[TASK OBJECTIVE]: Identify, in the records below, every line where the string "Unidentified" appears, and copy each such line.

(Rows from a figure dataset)
>> begin

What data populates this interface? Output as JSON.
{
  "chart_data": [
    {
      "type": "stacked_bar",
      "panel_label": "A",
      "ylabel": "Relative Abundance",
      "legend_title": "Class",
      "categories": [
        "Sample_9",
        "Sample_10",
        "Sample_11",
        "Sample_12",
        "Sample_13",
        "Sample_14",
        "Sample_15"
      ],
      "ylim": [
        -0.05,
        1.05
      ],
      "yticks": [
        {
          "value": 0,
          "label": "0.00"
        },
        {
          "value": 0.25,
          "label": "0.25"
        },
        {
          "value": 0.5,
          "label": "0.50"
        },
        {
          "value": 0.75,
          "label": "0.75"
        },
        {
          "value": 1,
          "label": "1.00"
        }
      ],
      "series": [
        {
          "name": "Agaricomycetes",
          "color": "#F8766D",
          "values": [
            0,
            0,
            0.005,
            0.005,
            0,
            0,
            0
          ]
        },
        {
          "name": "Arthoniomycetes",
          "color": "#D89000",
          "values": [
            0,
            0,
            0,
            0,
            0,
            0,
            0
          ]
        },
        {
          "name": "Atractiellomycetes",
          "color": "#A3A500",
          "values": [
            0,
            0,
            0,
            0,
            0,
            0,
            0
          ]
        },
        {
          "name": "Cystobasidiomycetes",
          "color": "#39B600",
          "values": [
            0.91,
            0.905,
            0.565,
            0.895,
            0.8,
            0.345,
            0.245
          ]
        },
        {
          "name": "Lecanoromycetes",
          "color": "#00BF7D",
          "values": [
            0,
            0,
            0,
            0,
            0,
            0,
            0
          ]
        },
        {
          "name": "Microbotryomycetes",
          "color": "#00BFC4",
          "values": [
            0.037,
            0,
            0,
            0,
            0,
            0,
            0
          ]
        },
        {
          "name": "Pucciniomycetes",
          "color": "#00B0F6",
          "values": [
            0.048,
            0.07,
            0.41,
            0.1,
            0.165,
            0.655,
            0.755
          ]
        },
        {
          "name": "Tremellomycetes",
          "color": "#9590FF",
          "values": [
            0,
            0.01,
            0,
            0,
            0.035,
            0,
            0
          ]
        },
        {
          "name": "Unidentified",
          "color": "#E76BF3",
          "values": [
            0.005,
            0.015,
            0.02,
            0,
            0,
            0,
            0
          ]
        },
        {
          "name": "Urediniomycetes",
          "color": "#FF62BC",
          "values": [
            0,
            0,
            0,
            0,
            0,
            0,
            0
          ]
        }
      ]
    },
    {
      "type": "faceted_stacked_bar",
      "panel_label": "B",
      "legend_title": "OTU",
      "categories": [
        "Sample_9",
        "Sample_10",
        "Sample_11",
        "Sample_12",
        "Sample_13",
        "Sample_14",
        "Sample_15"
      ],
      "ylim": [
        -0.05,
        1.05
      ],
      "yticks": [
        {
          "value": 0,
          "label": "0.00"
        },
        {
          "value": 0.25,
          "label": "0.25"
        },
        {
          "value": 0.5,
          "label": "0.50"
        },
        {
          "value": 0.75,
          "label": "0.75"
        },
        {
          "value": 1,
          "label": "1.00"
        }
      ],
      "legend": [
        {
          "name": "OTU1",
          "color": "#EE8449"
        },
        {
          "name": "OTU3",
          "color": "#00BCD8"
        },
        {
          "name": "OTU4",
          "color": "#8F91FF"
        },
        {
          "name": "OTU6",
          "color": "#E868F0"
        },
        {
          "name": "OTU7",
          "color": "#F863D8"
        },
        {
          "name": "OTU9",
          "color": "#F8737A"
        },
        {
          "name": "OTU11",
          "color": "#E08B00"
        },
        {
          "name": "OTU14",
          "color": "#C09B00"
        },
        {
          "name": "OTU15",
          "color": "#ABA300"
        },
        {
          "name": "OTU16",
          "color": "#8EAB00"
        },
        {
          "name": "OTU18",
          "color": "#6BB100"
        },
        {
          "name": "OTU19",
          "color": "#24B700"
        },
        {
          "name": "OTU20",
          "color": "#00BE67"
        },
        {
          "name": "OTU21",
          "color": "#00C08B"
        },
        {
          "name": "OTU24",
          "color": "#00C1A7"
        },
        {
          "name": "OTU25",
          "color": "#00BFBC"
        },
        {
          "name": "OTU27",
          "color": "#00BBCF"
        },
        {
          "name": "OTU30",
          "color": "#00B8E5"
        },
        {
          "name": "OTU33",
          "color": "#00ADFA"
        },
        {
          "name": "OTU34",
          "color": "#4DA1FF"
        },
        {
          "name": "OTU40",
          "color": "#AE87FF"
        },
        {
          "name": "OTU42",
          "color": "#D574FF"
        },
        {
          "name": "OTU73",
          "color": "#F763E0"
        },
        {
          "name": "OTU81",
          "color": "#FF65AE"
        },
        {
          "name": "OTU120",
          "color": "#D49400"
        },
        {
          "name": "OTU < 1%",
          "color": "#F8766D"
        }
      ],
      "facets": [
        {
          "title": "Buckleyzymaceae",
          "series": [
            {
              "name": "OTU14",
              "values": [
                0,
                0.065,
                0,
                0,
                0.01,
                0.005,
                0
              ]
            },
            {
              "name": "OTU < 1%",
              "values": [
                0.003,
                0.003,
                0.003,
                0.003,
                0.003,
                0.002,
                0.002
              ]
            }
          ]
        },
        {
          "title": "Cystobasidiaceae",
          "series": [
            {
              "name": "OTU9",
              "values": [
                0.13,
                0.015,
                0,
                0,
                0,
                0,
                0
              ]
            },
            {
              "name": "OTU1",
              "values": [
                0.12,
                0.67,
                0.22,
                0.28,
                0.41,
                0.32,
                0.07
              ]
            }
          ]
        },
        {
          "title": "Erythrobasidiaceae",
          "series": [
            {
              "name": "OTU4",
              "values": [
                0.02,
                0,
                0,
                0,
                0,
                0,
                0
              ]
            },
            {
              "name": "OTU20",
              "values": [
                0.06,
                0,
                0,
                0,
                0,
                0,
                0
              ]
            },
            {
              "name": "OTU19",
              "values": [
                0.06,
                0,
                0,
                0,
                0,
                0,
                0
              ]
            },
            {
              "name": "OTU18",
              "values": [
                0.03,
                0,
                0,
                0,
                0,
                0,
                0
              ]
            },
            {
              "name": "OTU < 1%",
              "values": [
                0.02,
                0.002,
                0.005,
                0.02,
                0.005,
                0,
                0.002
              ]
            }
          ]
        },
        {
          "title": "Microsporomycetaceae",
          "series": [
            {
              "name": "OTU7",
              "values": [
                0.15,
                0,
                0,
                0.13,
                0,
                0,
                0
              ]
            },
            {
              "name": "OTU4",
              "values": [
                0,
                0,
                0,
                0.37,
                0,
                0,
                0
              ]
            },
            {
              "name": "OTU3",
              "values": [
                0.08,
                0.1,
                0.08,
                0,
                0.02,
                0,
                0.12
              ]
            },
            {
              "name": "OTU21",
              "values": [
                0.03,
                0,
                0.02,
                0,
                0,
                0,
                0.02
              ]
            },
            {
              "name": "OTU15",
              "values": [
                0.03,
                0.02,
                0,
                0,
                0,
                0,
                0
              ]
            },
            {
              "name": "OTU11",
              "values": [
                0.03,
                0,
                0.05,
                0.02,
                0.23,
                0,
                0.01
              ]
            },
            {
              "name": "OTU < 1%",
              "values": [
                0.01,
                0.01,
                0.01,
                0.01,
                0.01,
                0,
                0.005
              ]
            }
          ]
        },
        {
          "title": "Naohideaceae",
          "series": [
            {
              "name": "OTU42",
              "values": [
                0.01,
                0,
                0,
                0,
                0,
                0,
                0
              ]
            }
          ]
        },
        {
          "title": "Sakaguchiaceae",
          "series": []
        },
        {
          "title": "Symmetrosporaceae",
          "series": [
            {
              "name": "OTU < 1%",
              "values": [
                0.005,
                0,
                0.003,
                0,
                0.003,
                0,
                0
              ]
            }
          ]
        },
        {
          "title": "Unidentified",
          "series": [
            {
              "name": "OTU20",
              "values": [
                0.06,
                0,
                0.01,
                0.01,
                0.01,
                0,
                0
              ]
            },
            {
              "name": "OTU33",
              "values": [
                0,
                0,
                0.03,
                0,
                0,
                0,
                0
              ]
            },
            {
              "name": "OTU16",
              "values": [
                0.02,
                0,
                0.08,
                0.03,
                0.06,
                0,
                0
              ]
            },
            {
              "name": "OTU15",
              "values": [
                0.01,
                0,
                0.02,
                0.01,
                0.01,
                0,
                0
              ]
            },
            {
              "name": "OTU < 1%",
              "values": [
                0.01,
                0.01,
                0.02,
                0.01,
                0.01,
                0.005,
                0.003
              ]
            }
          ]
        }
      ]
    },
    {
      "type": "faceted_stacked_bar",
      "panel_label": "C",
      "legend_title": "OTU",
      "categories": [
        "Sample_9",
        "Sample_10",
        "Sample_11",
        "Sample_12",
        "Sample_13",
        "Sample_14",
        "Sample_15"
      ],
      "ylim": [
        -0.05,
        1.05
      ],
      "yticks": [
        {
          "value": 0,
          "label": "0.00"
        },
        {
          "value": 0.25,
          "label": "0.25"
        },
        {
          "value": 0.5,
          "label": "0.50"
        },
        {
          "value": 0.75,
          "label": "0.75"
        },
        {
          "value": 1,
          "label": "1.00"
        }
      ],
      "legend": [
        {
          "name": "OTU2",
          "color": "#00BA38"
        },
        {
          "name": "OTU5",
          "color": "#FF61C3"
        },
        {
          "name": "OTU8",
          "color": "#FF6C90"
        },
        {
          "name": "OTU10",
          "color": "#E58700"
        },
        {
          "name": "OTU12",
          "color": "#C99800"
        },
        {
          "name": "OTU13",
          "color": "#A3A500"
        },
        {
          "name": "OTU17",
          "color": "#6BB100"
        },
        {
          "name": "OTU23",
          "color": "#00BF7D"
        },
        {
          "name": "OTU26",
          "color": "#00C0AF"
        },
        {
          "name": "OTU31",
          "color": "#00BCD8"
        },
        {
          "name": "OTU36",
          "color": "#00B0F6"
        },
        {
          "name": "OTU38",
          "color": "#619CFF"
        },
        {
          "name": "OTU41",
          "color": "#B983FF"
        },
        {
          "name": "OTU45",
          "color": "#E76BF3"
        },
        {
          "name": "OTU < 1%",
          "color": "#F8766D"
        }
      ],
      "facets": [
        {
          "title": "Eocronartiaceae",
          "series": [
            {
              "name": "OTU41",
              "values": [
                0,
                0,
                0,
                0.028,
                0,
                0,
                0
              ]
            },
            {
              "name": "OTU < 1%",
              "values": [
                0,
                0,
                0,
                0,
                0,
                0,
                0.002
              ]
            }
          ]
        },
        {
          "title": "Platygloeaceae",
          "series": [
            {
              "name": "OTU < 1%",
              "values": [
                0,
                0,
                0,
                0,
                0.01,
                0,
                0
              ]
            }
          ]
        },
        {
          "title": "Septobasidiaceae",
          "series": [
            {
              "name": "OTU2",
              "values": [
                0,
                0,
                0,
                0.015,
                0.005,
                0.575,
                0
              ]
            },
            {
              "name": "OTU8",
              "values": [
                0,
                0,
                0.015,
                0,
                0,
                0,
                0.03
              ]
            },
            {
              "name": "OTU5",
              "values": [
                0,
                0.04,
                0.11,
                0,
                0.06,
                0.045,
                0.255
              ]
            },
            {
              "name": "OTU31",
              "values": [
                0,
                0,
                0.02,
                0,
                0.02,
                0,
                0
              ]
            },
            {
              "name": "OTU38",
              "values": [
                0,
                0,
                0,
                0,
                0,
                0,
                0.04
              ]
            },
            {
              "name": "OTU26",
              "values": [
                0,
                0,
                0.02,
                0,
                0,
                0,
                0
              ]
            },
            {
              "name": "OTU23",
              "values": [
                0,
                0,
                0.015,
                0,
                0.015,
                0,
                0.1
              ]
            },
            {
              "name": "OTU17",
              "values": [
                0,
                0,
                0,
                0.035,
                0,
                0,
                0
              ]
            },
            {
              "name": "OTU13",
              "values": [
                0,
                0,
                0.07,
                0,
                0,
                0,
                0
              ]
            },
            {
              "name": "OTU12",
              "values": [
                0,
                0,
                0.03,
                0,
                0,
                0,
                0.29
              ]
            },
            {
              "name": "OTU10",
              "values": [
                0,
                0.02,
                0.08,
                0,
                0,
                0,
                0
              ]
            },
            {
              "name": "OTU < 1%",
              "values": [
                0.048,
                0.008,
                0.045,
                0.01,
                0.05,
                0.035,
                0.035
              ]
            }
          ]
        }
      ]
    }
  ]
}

>> end

[RESPONSE FOR THIS EXERCISE]:
          "name": "Unidentified",
          "title": "Unidentified",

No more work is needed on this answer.